Dataset listings of figures:
========

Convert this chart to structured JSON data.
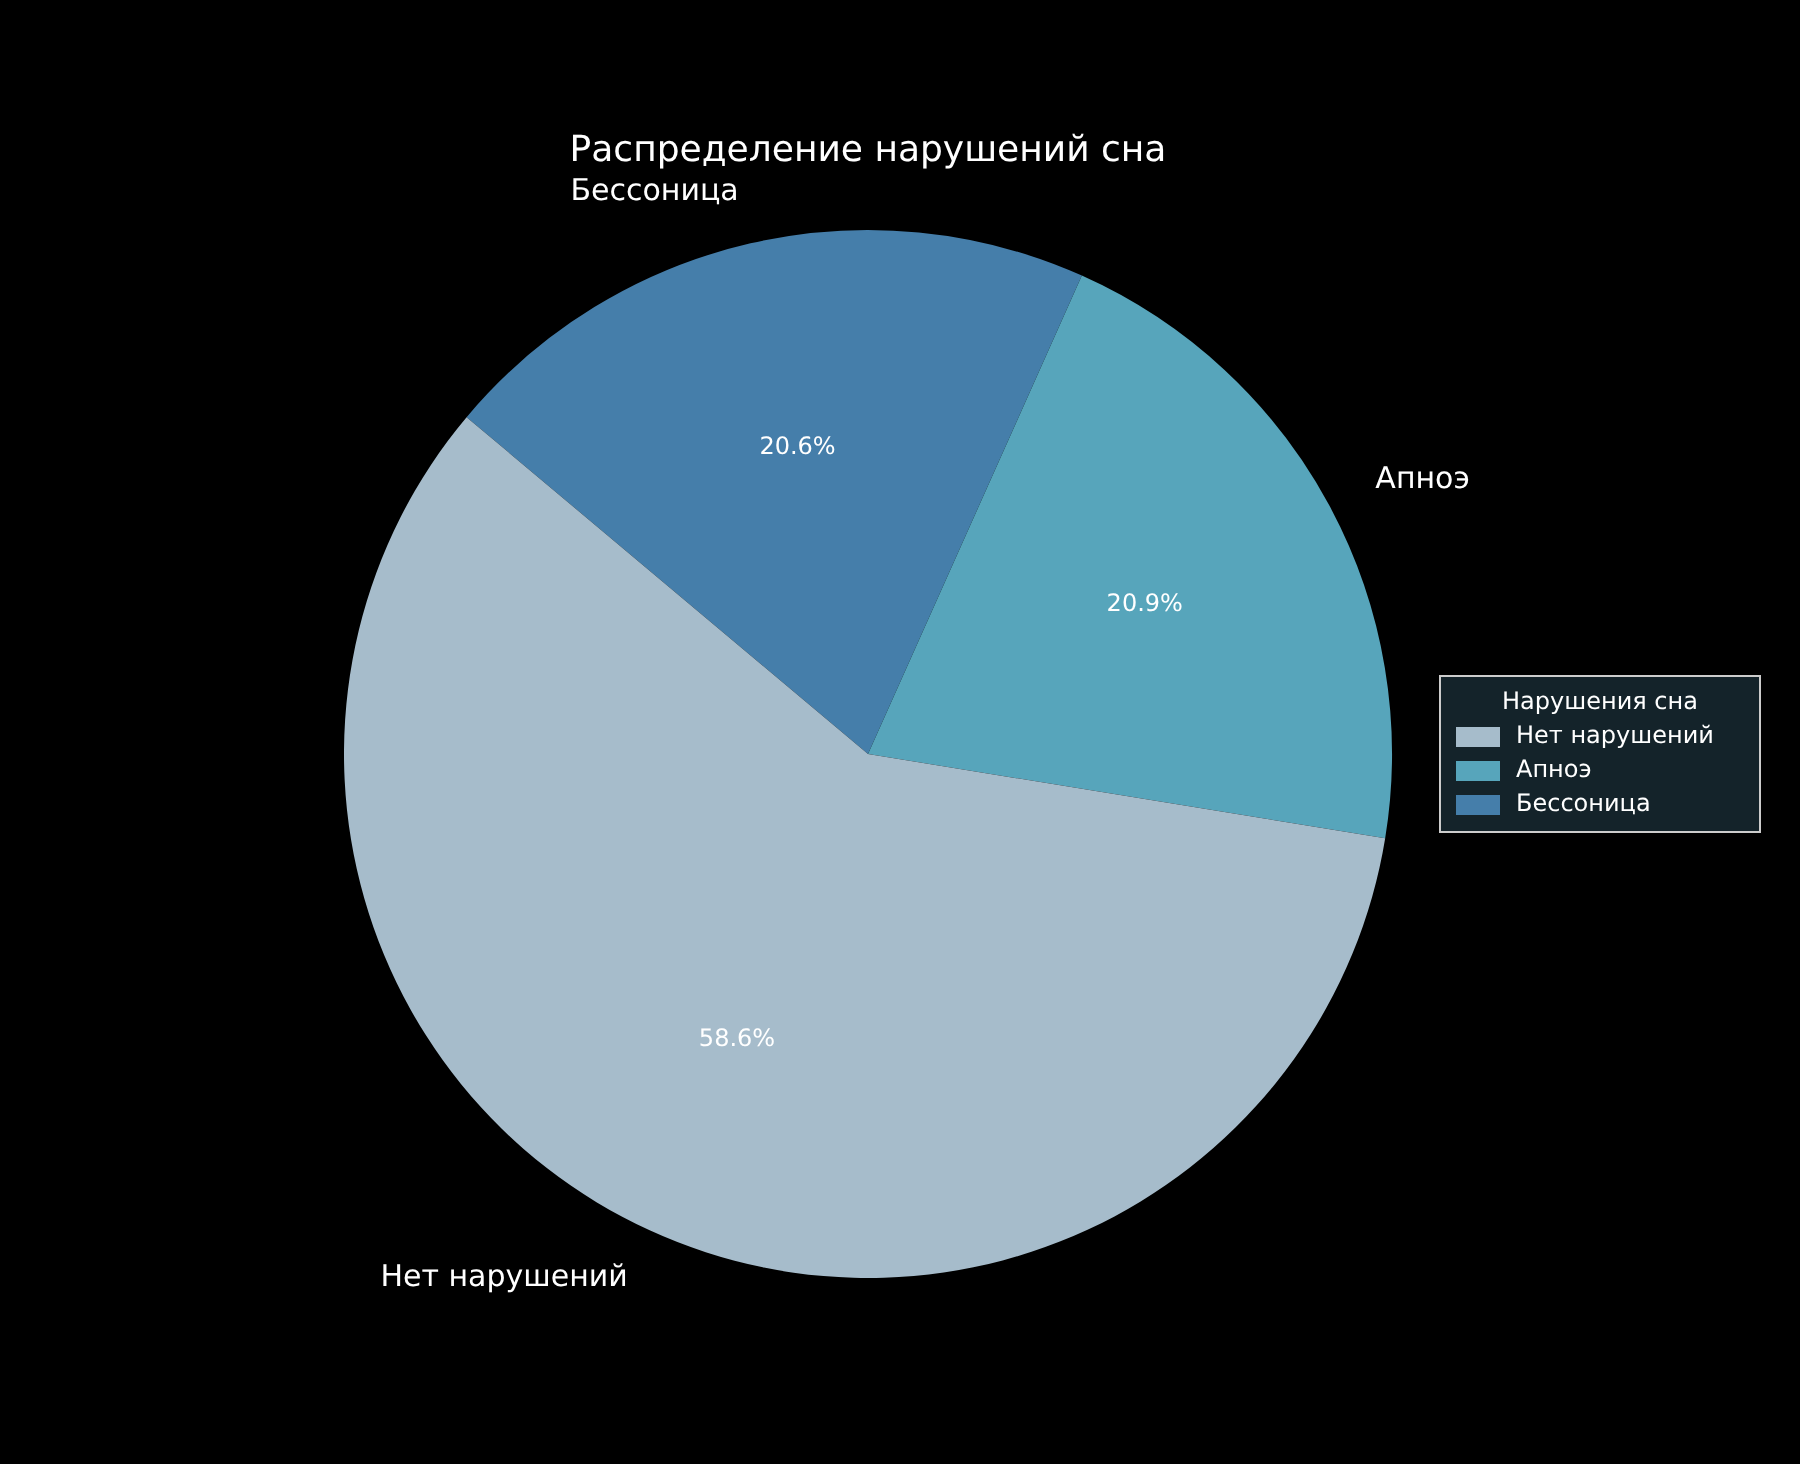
{
  "chart_data": {
    "type": "pie",
    "title": "Распределение нарушений сна",
    "legend_title": "Нарушения сна",
    "legend": "right",
    "categories": [
      "Нет нарушений",
      "Апноэ",
      "Бессоница"
    ],
    "values": [
      58.6,
      20.9,
      20.6
    ],
    "value_labels": [
      "58.6%",
      "20.9%",
      "20.6%"
    ],
    "colors": [
      "#a6bccb",
      "#57a5bb",
      "#457eaa"
    ]
  }
}
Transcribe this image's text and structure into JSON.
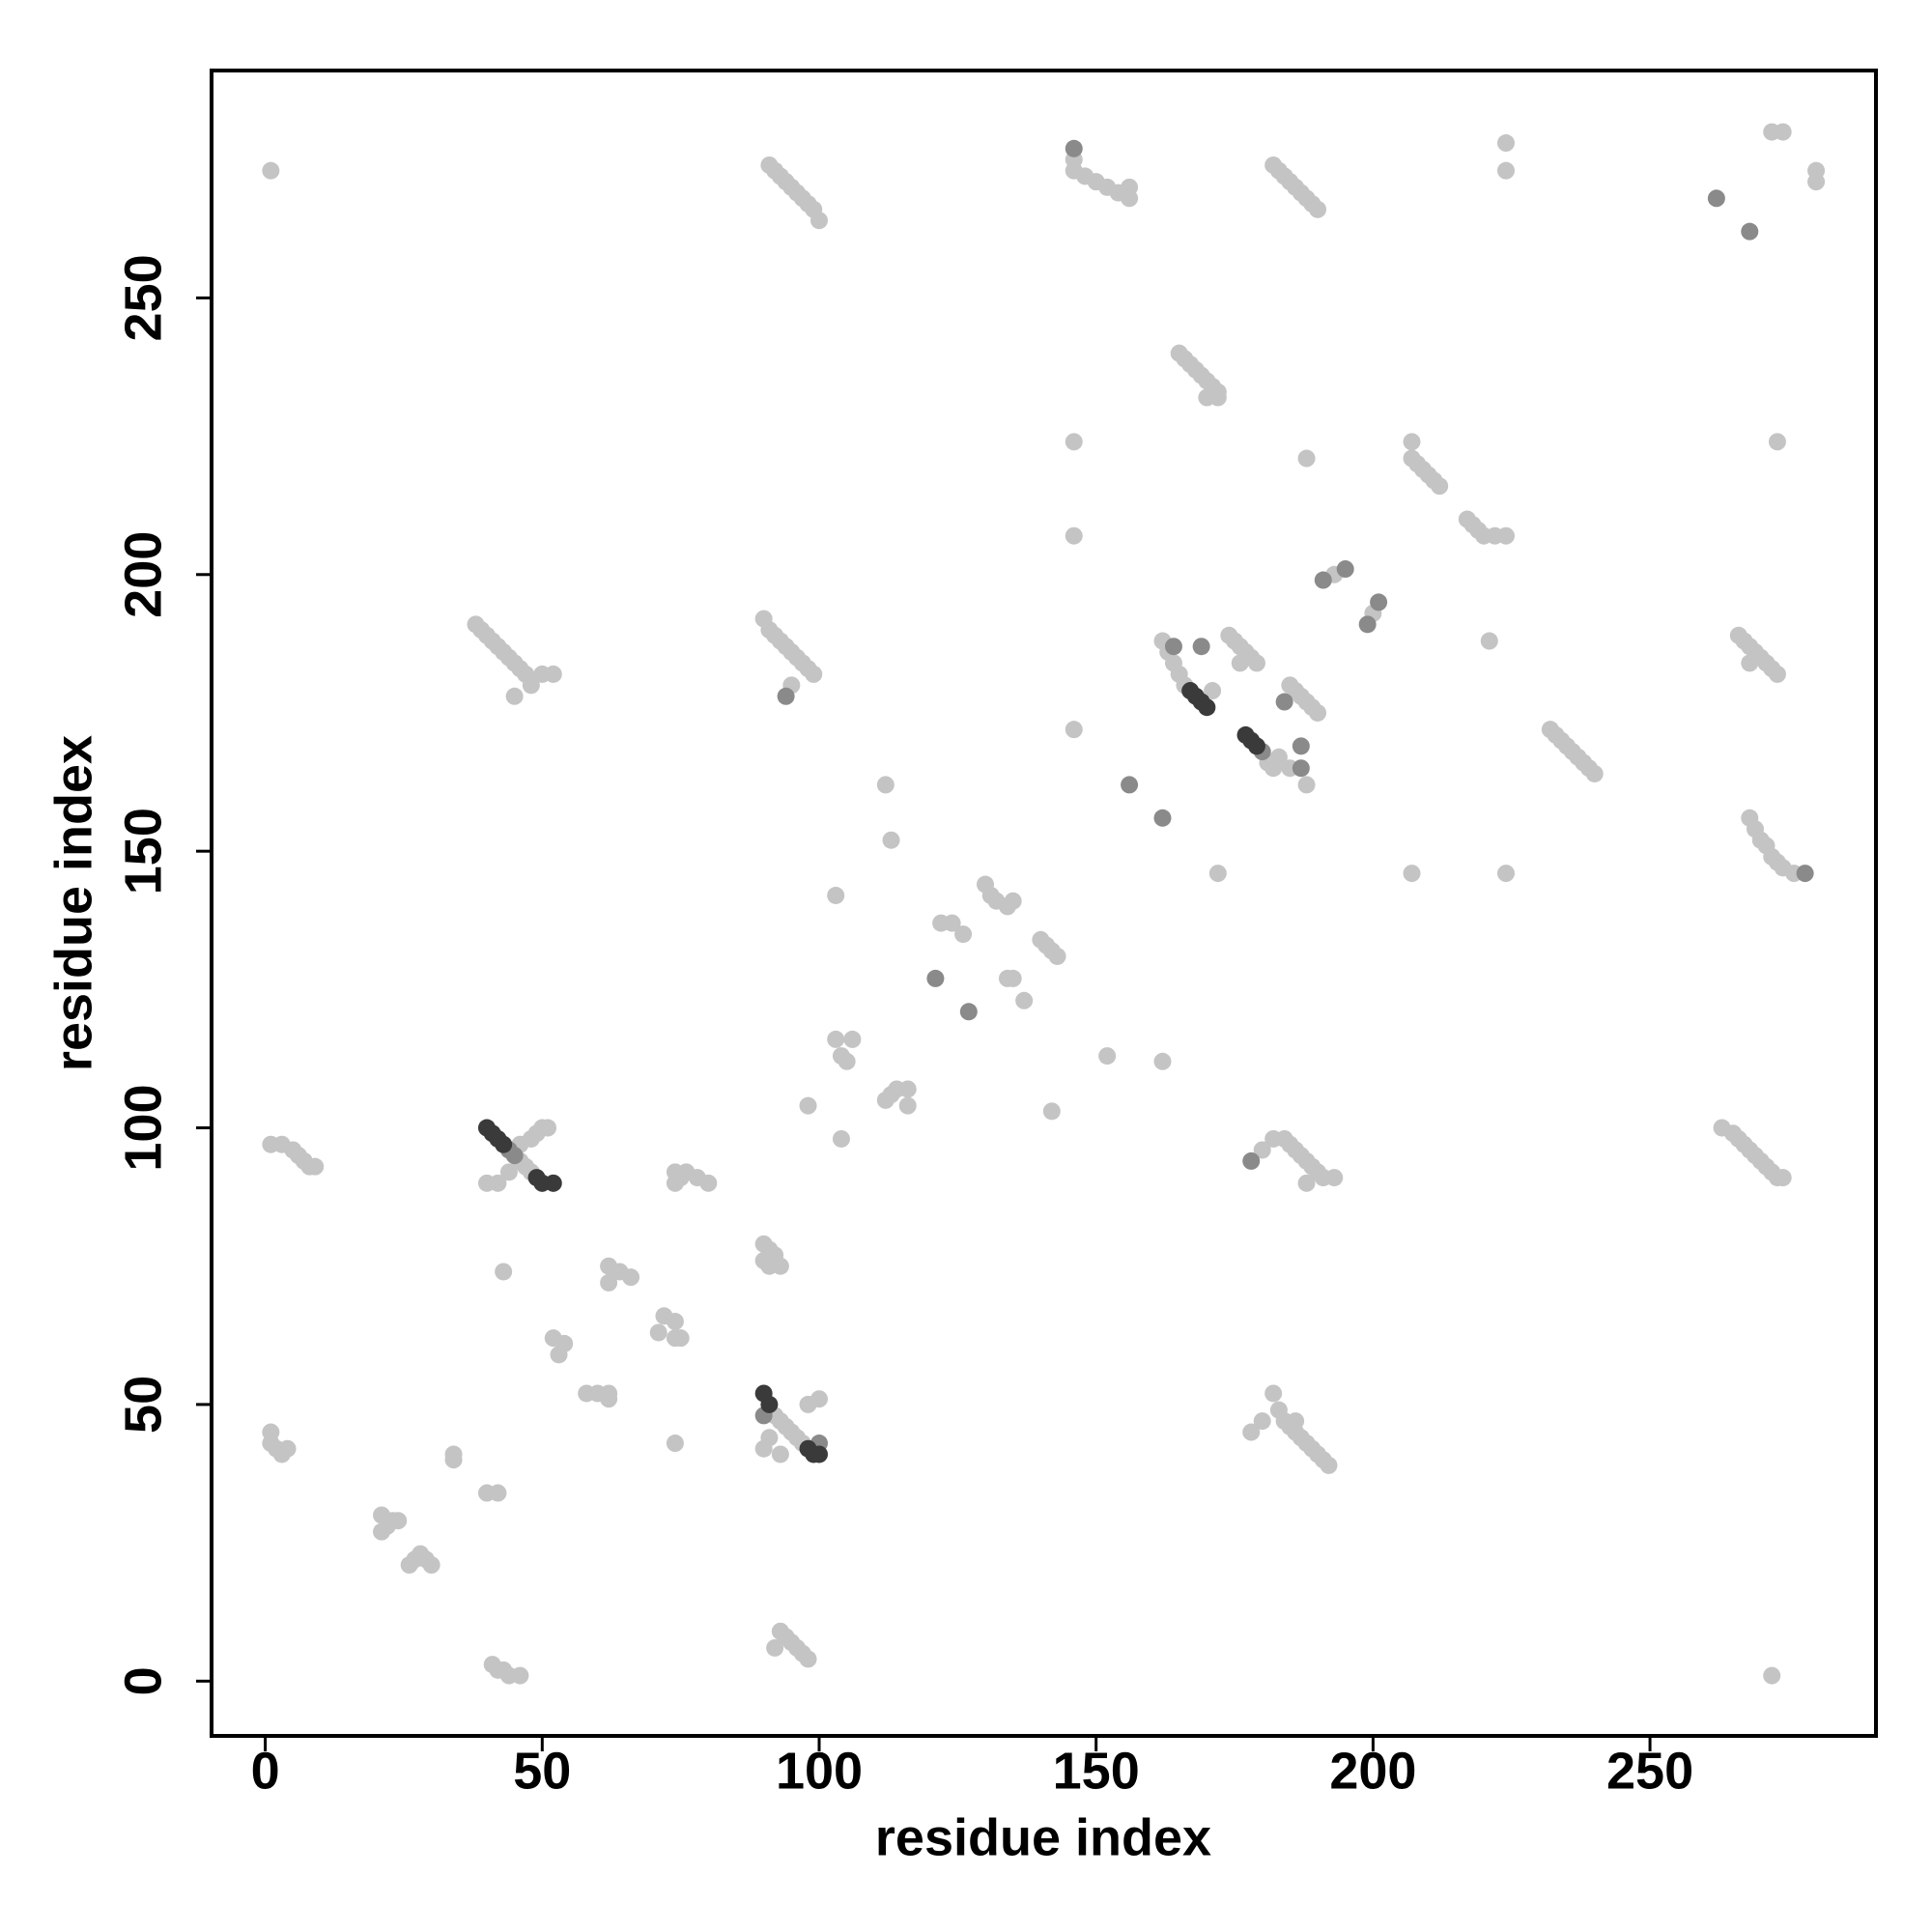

========

» **The request**: Omit the pictures, then output the rest of the listing exactly.

» **Full solution**:
Convert this chart to structured JSON data.
{
  "chart_data": {
    "type": "pie",
    "title": "Распределение нарушений сна",
    "legend_title": "Нарушения сна",
    "legend": "right",
    "categories": [
      "Нет нарушений",
      "Апноэ",
      "Бессоница"
    ],
    "values": [
      58.6,
      20.9,
      20.6
    ],
    "value_labels": [
      "58.6%",
      "20.9%",
      "20.6%"
    ],
    "colors": [
      "#a6bccb",
      "#57a5bb",
      "#457eaa"
    ]
  }
}
Transcribe this image's text and structure into JSON.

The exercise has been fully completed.